Rows from a figure dataset
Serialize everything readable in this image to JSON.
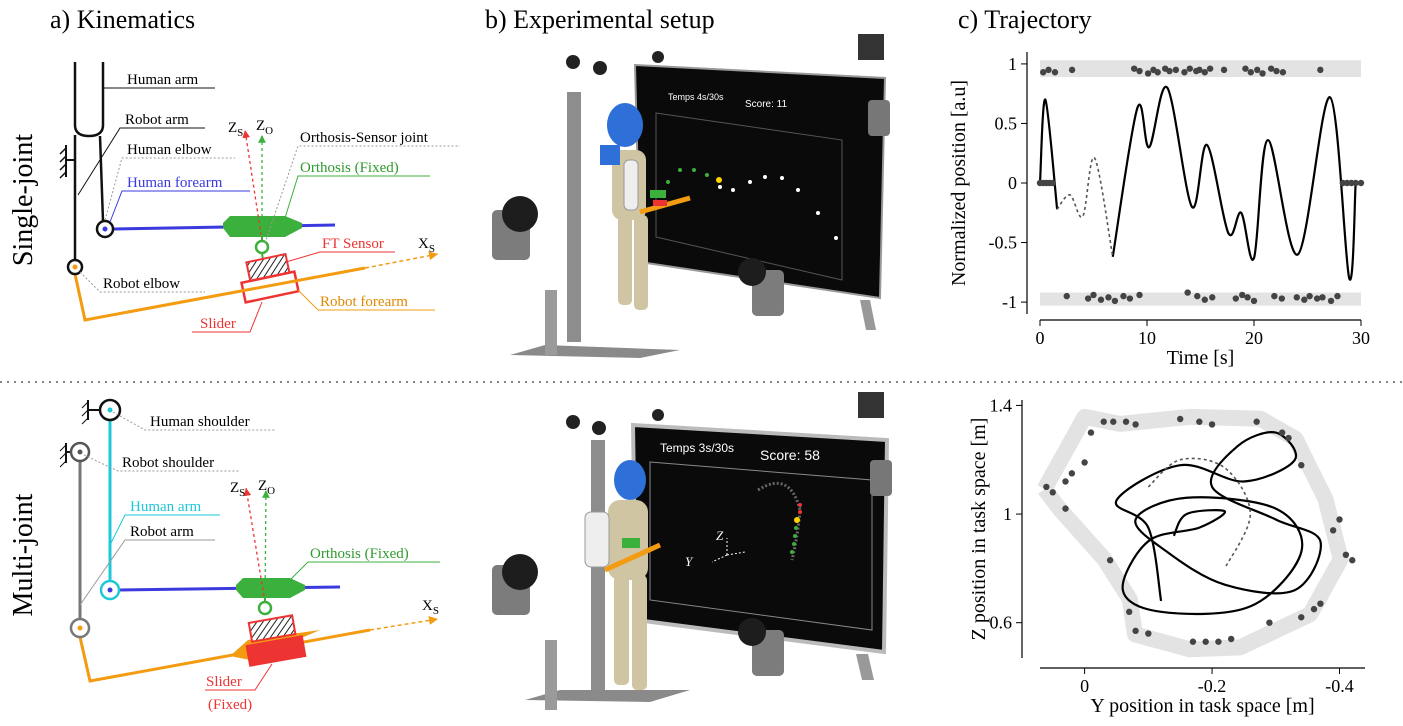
{
  "panel_titles": [
    "a) Kinematics",
    "b) Experimental setup",
    "c) Trajectory"
  ],
  "row_labels": [
    "Single-joint",
    "Multi-joint"
  ],
  "single_joint": {
    "labels": [
      "Human arm",
      "Robot arm",
      "Human elbow",
      "Human forearm",
      "Orthosis-Sensor joint",
      "Orthosis (Fixed)",
      "FT Sensor",
      "Robot elbow",
      "Robot forearm",
      "Slider"
    ],
    "axes": [
      {
        "main": "Z",
        "sub": "S"
      },
      {
        "main": "Z",
        "sub": "O"
      },
      {
        "main": "X",
        "sub": "S"
      }
    ]
  },
  "multi_joint": {
    "labels": [
      "Human shoulder",
      "Robot shoulder",
      "Human arm",
      "Robot arm",
      "Orthosis (Fixed)",
      "Slider",
      "(Fixed)"
    ],
    "axes": [
      {
        "main": "Z",
        "sub": "S"
      },
      {
        "main": "Z",
        "sub": "O"
      },
      {
        "main": "X",
        "sub": "S"
      }
    ]
  },
  "setup": [
    {
      "timer": "Temps 4s/30s",
      "score": "Score: 11"
    },
    {
      "timer": "Temps 3s/30s",
      "score": "Score: 58",
      "axes": [
        "Z",
        "Y"
      ]
    }
  ],
  "chart_data": [
    {
      "type": "line",
      "x_label": "Time [s]",
      "y_label": "Normalized position [a.u]",
      "xlim": [
        0,
        30
      ],
      "ylim": [
        -1.1,
        1.1
      ],
      "xticks": [
        0,
        10,
        20,
        30
      ],
      "yticks": [
        1,
        0.5,
        0,
        -0.5,
        -1
      ],
      "bands": [
        [
          0.89,
          1.03
        ],
        [
          -1.03,
          -0.92
        ]
      ],
      "band_color": "#e3e3e3",
      "series": [
        {
          "style": "solid",
          "color": "#000000",
          "x": [
            0,
            0.5,
            1.6,
            2.8,
            4,
            5.1,
            6.8,
            9.1,
            10.2,
            11.9,
            14.2,
            15.6,
            17.6,
            18.8,
            20,
            21.3,
            24.1,
            27.1,
            28.9,
            29.5
          ],
          "values": [
            0,
            0.7,
            -0.22,
            null,
            null,
            null,
            -0.62,
            0.63,
            0.3,
            0.8,
            -0.2,
            0.32,
            -0.42,
            -0.25,
            -0.63,
            0.36,
            -0.6,
            0.72,
            -0.8,
            0
          ]
        },
        {
          "style": "dashed",
          "color": "#555555",
          "x": [
            1.6,
            2.8,
            4,
            5.1,
            6.8
          ],
          "values": [
            -0.22,
            -0.1,
            -0.28,
            0.21,
            -0.62
          ]
        },
        {
          "style": "points",
          "color": "#444444",
          "x": [
            0.3,
            0.8,
            1.4,
            3.0,
            8.8,
            9.3,
            10.1,
            10.6,
            11.0,
            11.7,
            12.1,
            12.7,
            13.5,
            14.0,
            14.6,
            14.9,
            15.4,
            15.9,
            17.2,
            19.2,
            19.7,
            20.3,
            20.8,
            21.6,
            22.1,
            22.7,
            26.2
          ],
          "values": [
            0.93,
            0.95,
            0.93,
            0.95,
            0.96,
            0.94,
            0.92,
            0.95,
            0.93,
            0.96,
            0.94,
            0.95,
            0.93,
            0.96,
            0.94,
            0.95,
            0.93,
            0.96,
            0.95,
            0.96,
            0.93,
            0.95,
            0.92,
            0.96,
            0.94,
            0.93,
            0.95
          ]
        },
        {
          "style": "points",
          "color": "#444444",
          "x": [
            2.5,
            4.5,
            5.0,
            5.7,
            6.4,
            7.0,
            7.8,
            8.4,
            9.3,
            13.8,
            14.7,
            15.4,
            16.1,
            18.3,
            18.9,
            19.4,
            20.0,
            21.9,
            22.6,
            24.0,
            24.7,
            25.2,
            25.9,
            26.4,
            27.2,
            27.8
          ],
          "values": [
            -0.95,
            -0.97,
            -0.94,
            -0.98,
            -0.96,
            -0.99,
            -0.95,
            -0.97,
            -0.94,
            -0.92,
            -0.95,
            -0.98,
            -0.96,
            -0.97,
            -0.94,
            -0.96,
            -0.99,
            -0.95,
            -0.97,
            -0.96,
            -0.98,
            -0.95,
            -0.97,
            -0.96,
            -0.99,
            -0.95
          ]
        },
        {
          "style": "points",
          "color": "#444444",
          "x": [
            0,
            0.3,
            0.6,
            0.9,
            1.2,
            28.3,
            28.7,
            29.1,
            29.5,
            30
          ],
          "values": [
            0,
            0,
            0,
            0,
            0,
            0,
            0,
            0,
            0,
            0
          ]
        }
      ]
    },
    {
      "type": "line",
      "x_label": "Y position in task space [m]",
      "y_label": "Z position in task space [m]",
      "xlim": [
        0.07,
        -0.44
      ],
      "ylim": [
        0.47,
        1.42
      ],
      "xticks": [
        0,
        -0.2,
        -0.4
      ],
      "yticks": [
        1.4,
        1,
        0.6
      ],
      "series": [
        {
          "style": "band",
          "color": "#e3e3e3",
          "x": [
            0.063,
            0,
            -0.055,
            -0.165,
            -0.276,
            -0.331,
            -0.378,
            -0.402,
            -0.354,
            -0.244,
            -0.165,
            -0.079,
            -0.071,
            -0.031,
            0.039,
            0.063
          ],
          "values": [
            1.092,
            1.358,
            1.332,
            1.358,
            1.351,
            1.277,
            1.055,
            0.834,
            0.631,
            0.509,
            0.502,
            0.557,
            0.686,
            0.834,
            1.018,
            1.092
          ]
        },
        {
          "style": "solid",
          "color": "#000000",
          "x": [
            -0.12,
            -0.1,
            -0.05,
            -0.15,
            -0.25,
            -0.33,
            -0.3,
            -0.24,
            -0.2,
            -0.3,
            -0.37,
            -0.33,
            -0.22,
            -0.13,
            -0.08,
            -0.16,
            -0.3,
            -0.34,
            -0.26,
            -0.12,
            -0.06,
            -0.1,
            -0.18,
            -0.22,
            -0.16,
            -0.14
          ],
          "values": [
            0.68,
            0.95,
            1.05,
            1.18,
            1.12,
            1.2,
            1.3,
            1.25,
            1.1,
            0.98,
            0.9,
            0.72,
            0.74,
            0.86,
            0.98,
            1.06,
            1.02,
            0.86,
            0.66,
            0.64,
            0.72,
            0.9,
            0.95,
            1.01,
            1.0,
            0.92
          ]
        },
        {
          "style": "dashed",
          "color": "#555555",
          "x": [
            -0.1,
            -0.15,
            -0.22,
            -0.26,
            -0.22
          ],
          "values": [
            1.1,
            1.2,
            1.17,
            1.0,
            0.8
          ]
        },
        {
          "style": "points",
          "color": "#444444",
          "x": [
            0.06,
            0.05,
            0.03,
            0.02,
            0,
            -0.01,
            -0.03,
            -0.045,
            -0.065,
            -0.08,
            -0.15,
            -0.18,
            -0.2,
            -0.27,
            -0.31,
            -0.32,
            -0.34,
            -0.4,
            -0.39,
            -0.41,
            -0.42,
            -0.37,
            -0.36,
            -0.34,
            -0.29,
            -0.23,
            -0.21,
            -0.19,
            -0.17,
            -0.1,
            -0.08,
            -0.07,
            -0.04,
            0.03
          ],
          "values": [
            1.1,
            1.08,
            1.12,
            1.15,
            1.19,
            1.3,
            1.34,
            1.34,
            1.34,
            1.33,
            1.35,
            1.34,
            1.33,
            1.34,
            1.3,
            1.28,
            1.18,
            0.98,
            0.94,
            0.85,
            0.83,
            0.67,
            0.65,
            0.62,
            0.6,
            0.54,
            0.53,
            0.53,
            0.53,
            0.56,
            0.57,
            0.64,
            0.83,
            1.02
          ]
        }
      ]
    }
  ]
}
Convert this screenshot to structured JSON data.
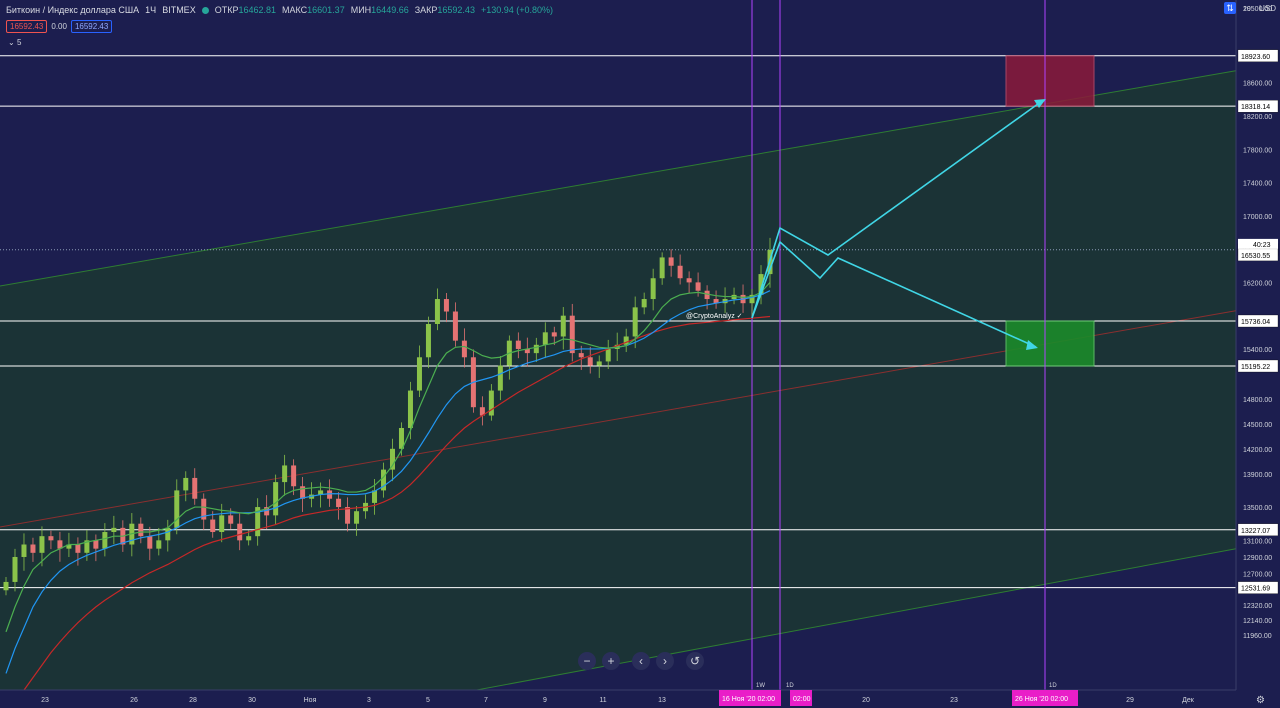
{
  "header": {
    "title": "Биткоин / Индекс доллара США",
    "interval": "1Ч",
    "exchange": "BITMEX",
    "open_label": "ОТКР",
    "open_value": "16462.81",
    "high_label": "МАКС",
    "high_value": "16601.37",
    "low_label": "МИН",
    "low_value": "16449.66",
    "close_label": "ЗАКР",
    "close_value": "16592.43",
    "change": "+130.94 (+0.80%)",
    "bid": "16592.43",
    "spread": "0.00",
    "ask": "16592.43",
    "indicators_count": "5",
    "currency": "USD"
  },
  "colors": {
    "background": "#1c1e4f",
    "channel_fill": "#1b3336",
    "hline": "#ffffff",
    "arrow": "#40d6e6",
    "vline": "#b042ff",
    "ma_green": "#4caf50",
    "ma_blue": "#2196f3",
    "ma_red": "#c62828",
    "up_candle": "#8bc34a",
    "down_candle": "#e57373",
    "target_red": "#8b1a3a",
    "target_green": "#1b8a2a",
    "date_badge": "#e91ec8"
  },
  "watermark": "@CryptoAnalyz ✓",
  "chart_data": {
    "type": "candlestick",
    "ylim": [
      11850,
      20050
    ],
    "y_ticks": [
      19500,
      18600,
      18200,
      17800,
      17400,
      17000,
      16600,
      16200,
      15400,
      14800,
      14500,
      14200,
      13900,
      13500,
      13100,
      12900,
      12700,
      12320,
      12140,
      11960
    ],
    "x_ticks": [
      "23",
      "26",
      "28",
      "30",
      "Ноя",
      "3",
      "5",
      "7",
      "9",
      "11",
      "13",
      "20",
      "23",
      "29",
      "Дек"
    ],
    "top_cut_label": "20",
    "price_levels": [
      {
        "label": "18923.60",
        "value": 18923.6
      },
      {
        "label": "18318.14",
        "value": 18318.14
      },
      {
        "label": "16592.43",
        "value": 16592.43
      },
      {
        "label": "16530.55",
        "value": 16530.55
      },
      {
        "label": "15736.04",
        "value": 15736.04
      },
      {
        "label": "15195.22",
        "value": 15195.22
      },
      {
        "label": "13227.07",
        "value": 13227.07
      },
      {
        "label": "12531.69",
        "value": 12531.69
      }
    ],
    "countdown": "40:23",
    "series_close": [
      12600,
      12900,
      13050,
      12950,
      13150,
      13100,
      13000,
      13050,
      12950,
      13100,
      13000,
      13200,
      13250,
      13050,
      13300,
      13150,
      13000,
      13100,
      13250,
      13700,
      13850,
      13600,
      13350,
      13200,
      13400,
      13300,
      13100,
      13150,
      13500,
      13400,
      13800,
      14000,
      13750,
      13600,
      13650,
      13700,
      13600,
      13500,
      13300,
      13450,
      13550,
      13700,
      13950,
      14200,
      14450,
      14900,
      15300,
      15700,
      16000,
      15850,
      15500,
      15300,
      14700,
      14600,
      14900,
      15200,
      15500,
      15400,
      15350,
      15450,
      15600,
      15550,
      15800,
      15350,
      15300,
      15200,
      15250,
      15400,
      15450,
      15550,
      15900,
      16000,
      16250,
      16500,
      16400,
      16250,
      16200,
      16100,
      16000,
      15950,
      16000,
      16050,
      15950,
      16050,
      16300,
      16590
    ],
    "ma_green": [
      12000,
      12300,
      12550,
      12750,
      12850,
      12950,
      13000,
      13050,
      13050,
      13080,
      13100,
      13120,
      13150,
      13150,
      13180,
      13200,
      13200,
      13220,
      13250,
      13350,
      13450,
      13500,
      13500,
      13480,
      13460,
      13450,
      13430,
      13420,
      13450,
      13480,
      13550,
      13650,
      13700,
      13720,
      13730,
      13740,
      13730,
      13710,
      13680,
      13680,
      13700,
      13760,
      13860,
      14000,
      14180,
      14420,
      14700,
      14950,
      15200,
      15350,
      15420,
      15430,
      15380,
      15320,
      15290,
      15300,
      15350,
      15380,
      15400,
      15420,
      15450,
      15470,
      15520,
      15510,
      15480,
      15450,
      15420,
      15410,
      15420,
      15440,
      15520,
      15620,
      15750,
      15900,
      16000,
      16050,
      16070,
      16080,
      16060,
      16040,
      16030,
      16030,
      16020,
      16030,
      16080,
      16200
    ],
    "ma_blue": [
      11500,
      11800,
      12050,
      12300,
      12480,
      12620,
      12730,
      12810,
      12870,
      12920,
      12960,
      13000,
      13040,
      13070,
      13100,
      13130,
      13150,
      13170,
      13200,
      13250,
      13310,
      13360,
      13390,
      13410,
      13420,
      13430,
      13430,
      13430,
      13440,
      13460,
      13490,
      13540,
      13580,
      13610,
      13630,
      13650,
      13660,
      13660,
      13650,
      13650,
      13660,
      13690,
      13750,
      13830,
      13930,
      14060,
      14220,
      14390,
      14570,
      14730,
      14860,
      14950,
      15000,
      15030,
      15060,
      15100,
      15150,
      15190,
      15230,
      15260,
      15300,
      15330,
      15370,
      15390,
      15400,
      15400,
      15400,
      15410,
      15420,
      15440,
      15480,
      15530,
      15600,
      15680,
      15760,
      15820,
      15870,
      15910,
      15930,
      15950,
      15970,
      15990,
      16000,
      16020,
      16050,
      16100
    ],
    "ma_red": [
      11000,
      11150,
      11300,
      11450,
      11600,
      11750,
      11880,
      12000,
      12110,
      12210,
      12300,
      12380,
      12450,
      12520,
      12590,
      12650,
      12710,
      12760,
      12810,
      12870,
      12930,
      12990,
      13040,
      13080,
      13110,
      13140,
      13170,
      13200,
      13230,
      13260,
      13290,
      13330,
      13370,
      13400,
      13420,
      13440,
      13460,
      13470,
      13480,
      13490,
      13500,
      13520,
      13560,
      13610,
      13680,
      13770,
      13880,
      14000,
      14120,
      14240,
      14350,
      14450,
      14530,
      14600,
      14670,
      14740,
      14810,
      14880,
      14940,
      15000,
      15060,
      15120,
      15180,
      15230,
      15280,
      15320,
      15360,
      15400,
      15440,
      15480,
      15520,
      15560,
      15600,
      15630,
      15660,
      15680,
      15700,
      15710,
      15720,
      15730,
      15740,
      15750,
      15760,
      15770,
      15780,
      15790
    ]
  },
  "time_badges": [
    {
      "label": "16 Ноя '20   02:00"
    },
    {
      "label": "02:00"
    },
    {
      "label": "26 Ноя '20   02:00"
    }
  ],
  "vline_labels": [
    "1W",
    "1D",
    "1D"
  ],
  "toolbar": [
    "−",
    "+",
    "‹",
    "›",
    "↺"
  ]
}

Prompt:
State the count of lines above containing the string "Robot", and add nothing to it.

Final result:
5